[Dataset records]
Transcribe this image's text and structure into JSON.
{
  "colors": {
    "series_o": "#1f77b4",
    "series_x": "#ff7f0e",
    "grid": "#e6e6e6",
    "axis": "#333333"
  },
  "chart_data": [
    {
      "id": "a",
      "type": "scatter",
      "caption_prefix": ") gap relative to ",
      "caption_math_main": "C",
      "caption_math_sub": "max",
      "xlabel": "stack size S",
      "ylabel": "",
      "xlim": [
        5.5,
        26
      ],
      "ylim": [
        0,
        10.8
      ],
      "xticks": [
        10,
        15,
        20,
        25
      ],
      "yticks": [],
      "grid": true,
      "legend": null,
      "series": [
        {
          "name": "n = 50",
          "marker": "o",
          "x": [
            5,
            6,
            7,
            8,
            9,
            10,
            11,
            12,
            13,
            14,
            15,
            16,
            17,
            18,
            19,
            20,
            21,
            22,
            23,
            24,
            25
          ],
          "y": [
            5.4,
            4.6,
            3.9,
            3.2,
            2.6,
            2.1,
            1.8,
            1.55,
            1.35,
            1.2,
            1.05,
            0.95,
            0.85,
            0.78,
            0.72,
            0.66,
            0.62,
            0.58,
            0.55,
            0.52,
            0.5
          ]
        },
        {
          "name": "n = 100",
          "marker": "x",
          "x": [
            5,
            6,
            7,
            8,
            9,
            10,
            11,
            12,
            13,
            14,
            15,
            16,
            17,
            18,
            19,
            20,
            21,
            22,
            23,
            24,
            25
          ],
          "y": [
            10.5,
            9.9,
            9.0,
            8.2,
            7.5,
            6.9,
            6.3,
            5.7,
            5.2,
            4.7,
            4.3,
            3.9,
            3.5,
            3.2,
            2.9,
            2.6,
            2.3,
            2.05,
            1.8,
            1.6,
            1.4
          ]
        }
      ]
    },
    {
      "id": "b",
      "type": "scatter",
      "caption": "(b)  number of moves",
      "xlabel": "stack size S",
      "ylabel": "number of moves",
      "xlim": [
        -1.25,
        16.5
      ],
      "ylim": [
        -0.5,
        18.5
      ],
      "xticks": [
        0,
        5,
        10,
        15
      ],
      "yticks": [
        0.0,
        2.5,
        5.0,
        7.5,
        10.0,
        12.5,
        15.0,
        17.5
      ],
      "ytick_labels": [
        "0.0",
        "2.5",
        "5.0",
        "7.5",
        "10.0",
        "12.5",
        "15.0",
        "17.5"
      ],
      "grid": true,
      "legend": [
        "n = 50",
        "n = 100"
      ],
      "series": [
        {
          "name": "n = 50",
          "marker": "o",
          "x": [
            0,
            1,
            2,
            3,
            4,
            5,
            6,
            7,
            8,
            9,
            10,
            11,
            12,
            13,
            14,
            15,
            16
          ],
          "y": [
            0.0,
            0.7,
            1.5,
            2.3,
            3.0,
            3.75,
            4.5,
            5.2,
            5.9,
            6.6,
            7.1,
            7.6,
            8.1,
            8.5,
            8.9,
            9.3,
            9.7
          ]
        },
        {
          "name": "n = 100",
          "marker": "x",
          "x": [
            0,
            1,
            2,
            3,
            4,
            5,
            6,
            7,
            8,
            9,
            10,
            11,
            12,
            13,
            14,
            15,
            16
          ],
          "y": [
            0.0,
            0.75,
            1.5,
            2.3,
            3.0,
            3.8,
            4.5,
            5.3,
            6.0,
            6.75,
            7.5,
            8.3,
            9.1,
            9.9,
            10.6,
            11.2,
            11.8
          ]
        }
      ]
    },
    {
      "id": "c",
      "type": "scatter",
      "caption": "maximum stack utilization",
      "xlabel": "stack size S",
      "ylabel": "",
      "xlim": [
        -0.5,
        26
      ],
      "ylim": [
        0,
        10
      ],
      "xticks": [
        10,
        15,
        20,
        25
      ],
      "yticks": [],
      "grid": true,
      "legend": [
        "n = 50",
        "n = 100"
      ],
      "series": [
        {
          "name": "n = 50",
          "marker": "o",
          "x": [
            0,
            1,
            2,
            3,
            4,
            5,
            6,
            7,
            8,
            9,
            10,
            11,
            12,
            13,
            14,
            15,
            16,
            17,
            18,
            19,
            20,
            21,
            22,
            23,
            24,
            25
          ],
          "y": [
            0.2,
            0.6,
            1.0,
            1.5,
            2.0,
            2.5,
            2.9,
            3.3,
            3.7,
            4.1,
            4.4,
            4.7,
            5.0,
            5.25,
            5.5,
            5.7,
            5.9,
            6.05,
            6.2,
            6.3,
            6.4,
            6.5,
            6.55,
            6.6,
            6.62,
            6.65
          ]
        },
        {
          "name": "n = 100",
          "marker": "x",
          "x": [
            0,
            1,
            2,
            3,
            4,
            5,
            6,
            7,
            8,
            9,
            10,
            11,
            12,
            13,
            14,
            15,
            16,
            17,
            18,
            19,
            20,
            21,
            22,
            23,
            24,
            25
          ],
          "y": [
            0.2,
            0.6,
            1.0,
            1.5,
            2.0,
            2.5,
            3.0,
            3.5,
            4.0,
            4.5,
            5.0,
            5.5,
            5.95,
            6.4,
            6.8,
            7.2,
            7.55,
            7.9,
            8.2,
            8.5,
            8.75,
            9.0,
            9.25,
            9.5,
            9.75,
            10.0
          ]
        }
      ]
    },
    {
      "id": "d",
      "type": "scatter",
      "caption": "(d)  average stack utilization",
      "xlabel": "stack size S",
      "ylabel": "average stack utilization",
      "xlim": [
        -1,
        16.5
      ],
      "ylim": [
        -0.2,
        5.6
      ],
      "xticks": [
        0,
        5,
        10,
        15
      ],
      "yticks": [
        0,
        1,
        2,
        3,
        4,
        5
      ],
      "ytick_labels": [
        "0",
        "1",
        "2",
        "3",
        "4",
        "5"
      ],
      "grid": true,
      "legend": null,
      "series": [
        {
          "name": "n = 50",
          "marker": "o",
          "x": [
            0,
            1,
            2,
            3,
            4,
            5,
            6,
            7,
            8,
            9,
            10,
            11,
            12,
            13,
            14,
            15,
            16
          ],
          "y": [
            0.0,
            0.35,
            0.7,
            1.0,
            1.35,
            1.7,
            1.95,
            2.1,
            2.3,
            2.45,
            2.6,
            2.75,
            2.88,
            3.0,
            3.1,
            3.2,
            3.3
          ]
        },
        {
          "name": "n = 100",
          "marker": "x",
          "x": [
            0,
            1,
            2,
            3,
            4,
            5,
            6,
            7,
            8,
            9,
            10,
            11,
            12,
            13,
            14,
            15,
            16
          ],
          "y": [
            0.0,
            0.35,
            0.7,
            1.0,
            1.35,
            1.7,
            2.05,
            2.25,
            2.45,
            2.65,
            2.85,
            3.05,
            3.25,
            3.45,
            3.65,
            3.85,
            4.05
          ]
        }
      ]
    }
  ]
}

[What this task involves] Go through the records. Copy each line where "utilization" appears.

[Solution]
      "caption": "maximum stack utilization",
      "caption": "(d)  average stack utilization",
      "ylabel": "average stack utilization",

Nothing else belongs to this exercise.